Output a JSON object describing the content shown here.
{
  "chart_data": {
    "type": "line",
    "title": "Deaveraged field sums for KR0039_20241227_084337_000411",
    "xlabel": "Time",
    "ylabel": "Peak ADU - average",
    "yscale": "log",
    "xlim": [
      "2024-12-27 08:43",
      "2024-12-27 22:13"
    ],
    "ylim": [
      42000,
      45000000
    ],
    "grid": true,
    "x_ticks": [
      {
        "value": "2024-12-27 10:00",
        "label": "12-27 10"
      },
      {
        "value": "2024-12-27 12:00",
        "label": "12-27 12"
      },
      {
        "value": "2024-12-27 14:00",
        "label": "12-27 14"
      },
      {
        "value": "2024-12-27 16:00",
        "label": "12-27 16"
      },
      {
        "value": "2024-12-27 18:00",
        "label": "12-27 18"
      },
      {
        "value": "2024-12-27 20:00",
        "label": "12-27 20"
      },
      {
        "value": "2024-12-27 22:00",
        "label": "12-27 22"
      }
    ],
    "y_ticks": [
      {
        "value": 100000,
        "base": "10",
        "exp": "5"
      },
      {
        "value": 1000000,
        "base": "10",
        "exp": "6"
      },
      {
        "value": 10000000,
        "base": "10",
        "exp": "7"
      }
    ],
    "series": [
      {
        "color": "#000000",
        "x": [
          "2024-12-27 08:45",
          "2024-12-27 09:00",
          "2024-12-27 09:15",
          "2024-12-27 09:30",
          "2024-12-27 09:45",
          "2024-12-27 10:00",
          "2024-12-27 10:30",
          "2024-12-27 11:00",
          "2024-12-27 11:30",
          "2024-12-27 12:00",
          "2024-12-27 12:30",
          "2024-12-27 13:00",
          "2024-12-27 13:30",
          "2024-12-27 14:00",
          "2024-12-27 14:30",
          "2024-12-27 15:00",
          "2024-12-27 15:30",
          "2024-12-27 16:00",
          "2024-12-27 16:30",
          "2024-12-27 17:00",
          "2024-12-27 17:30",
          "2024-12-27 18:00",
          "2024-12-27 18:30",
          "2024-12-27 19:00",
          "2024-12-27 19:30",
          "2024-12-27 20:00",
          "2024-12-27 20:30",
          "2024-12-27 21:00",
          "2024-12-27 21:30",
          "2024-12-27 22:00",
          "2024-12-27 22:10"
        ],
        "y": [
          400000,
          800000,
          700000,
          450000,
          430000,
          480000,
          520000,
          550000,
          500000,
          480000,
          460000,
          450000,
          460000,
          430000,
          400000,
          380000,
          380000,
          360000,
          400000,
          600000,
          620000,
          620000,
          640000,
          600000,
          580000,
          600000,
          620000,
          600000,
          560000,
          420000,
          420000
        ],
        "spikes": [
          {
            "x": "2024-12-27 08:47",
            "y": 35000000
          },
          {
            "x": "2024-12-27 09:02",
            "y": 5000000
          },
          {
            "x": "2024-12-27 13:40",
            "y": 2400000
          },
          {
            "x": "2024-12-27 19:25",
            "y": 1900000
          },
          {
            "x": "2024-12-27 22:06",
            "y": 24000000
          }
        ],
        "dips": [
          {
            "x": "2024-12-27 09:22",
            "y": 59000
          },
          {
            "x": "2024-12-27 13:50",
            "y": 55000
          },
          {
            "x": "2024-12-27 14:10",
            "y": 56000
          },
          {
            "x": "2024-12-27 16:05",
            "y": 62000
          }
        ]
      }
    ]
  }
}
★ ★ ★ ★ ★ ★ ★
▸ Aim
Scan the entries above for the word "value" and collect each line holding it.

▸ Response to the exercise
        "value": "2024-12-27 10:00",
        "value": "2024-12-27 12:00",
        "value": "2024-12-27 14:00",
        "value": "2024-12-27 16:00",
        "value": "2024-12-27 18:00",
        "value": "2024-12-27 20:00",
        "value": "2024-12-27 22:00",
        "value": 100000,
        "value": 1000000,
        "value": 10000000,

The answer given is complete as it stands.